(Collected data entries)
>> start

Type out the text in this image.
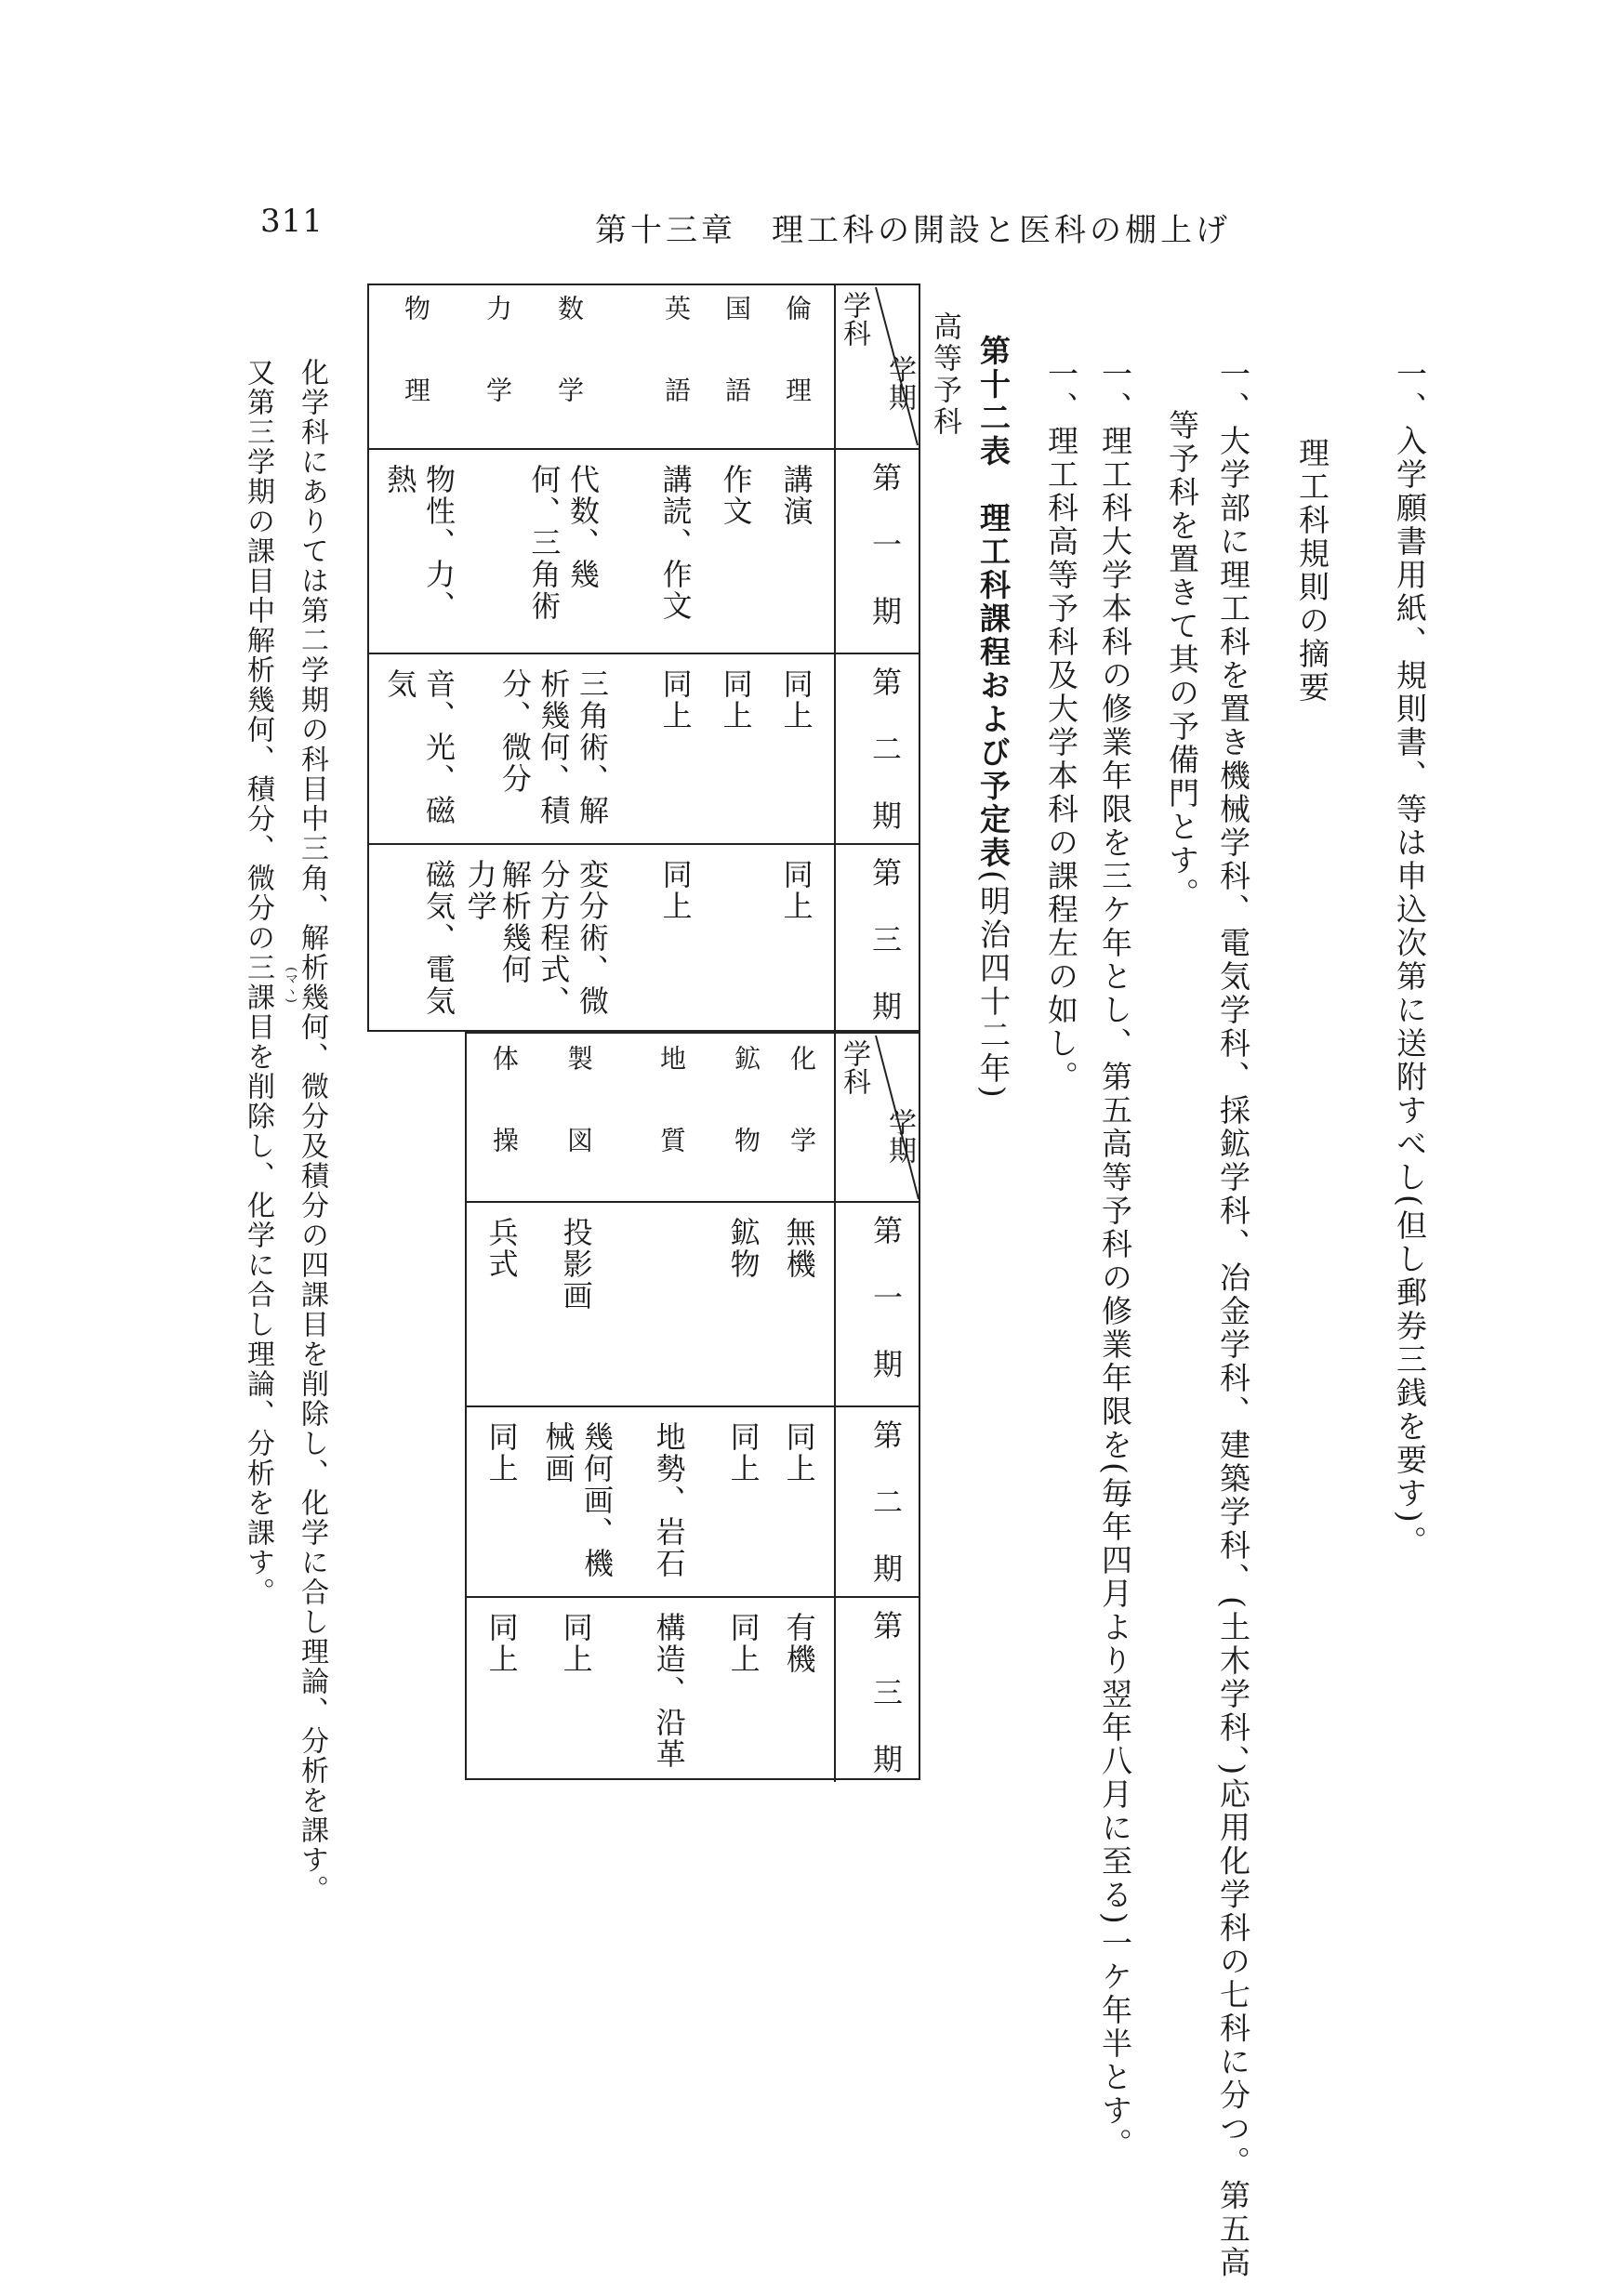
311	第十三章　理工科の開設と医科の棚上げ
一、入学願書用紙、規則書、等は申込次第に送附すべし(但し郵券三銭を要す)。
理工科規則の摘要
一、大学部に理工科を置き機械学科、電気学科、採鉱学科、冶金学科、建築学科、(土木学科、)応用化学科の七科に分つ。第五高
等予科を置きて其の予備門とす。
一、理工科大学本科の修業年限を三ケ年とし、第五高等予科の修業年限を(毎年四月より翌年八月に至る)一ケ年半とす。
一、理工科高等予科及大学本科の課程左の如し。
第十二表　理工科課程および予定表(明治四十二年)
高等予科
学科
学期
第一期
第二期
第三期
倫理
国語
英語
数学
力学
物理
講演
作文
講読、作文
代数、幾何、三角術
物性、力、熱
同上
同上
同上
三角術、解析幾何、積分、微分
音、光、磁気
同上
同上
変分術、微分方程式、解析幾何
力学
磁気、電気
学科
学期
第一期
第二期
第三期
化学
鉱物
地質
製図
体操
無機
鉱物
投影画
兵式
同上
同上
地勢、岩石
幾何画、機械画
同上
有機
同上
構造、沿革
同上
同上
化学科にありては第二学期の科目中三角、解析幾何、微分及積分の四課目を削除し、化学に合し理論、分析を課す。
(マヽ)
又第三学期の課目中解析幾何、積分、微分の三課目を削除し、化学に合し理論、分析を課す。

>> end

Set problem: Repeat every record precisely. Any picture among them stays out of the copy.

Exercise answer:
Type out the text in this image.
311	第十三章　理工科の開設と医科の棚上げ
一、入学願書用紙、規則書、等は申込次第に送附すべし(但し郵券三銭を要す)。
理工科規則の摘要
一、大学部に理工科を置き機械学科、電気学科、採鉱学科、冶金学科、建築学科、(土木学科、)応用化学科の七科に分つ。第五高
等予科を置きて其の予備門とす。
一、理工科大学本科の修業年限を三ケ年とし、第五高等予科の修業年限を(毎年四月より翌年八月に至る)一ケ年半とす。
一、理工科高等予科及大学本科の課程左の如し。
第十二表　理工科課程および予定表(明治四十二年)
高等予科
学科
学期
第一期
第二期
第三期
倫理
国語
英語
数学
力学
物理
講演
作文
講読、作文
代数、幾何、三角術
物性、力、熱
同上
同上
同上
三角術、解析幾何、積分、微分
音、光、磁気
同上
同上
変分術、微分方程式、解析幾何
力学
磁気、電気
学科
学期
第一期
第二期
第三期
化学
鉱物
地質
製図
体操
無機
鉱物
投影画
兵式
同上
同上
地勢、岩石
幾何画、機械画
同上
有機
同上
構造、沿革
同上
同上
化学科にありては第二学期の科目中三角、解析幾何、微分及積分の四課目を削除し、化学に合し理論、分析を課す。
(マヽ)
又第三学期の課目中解析幾何、積分、微分の三課目を削除し、化学に合し理論、分析を課す。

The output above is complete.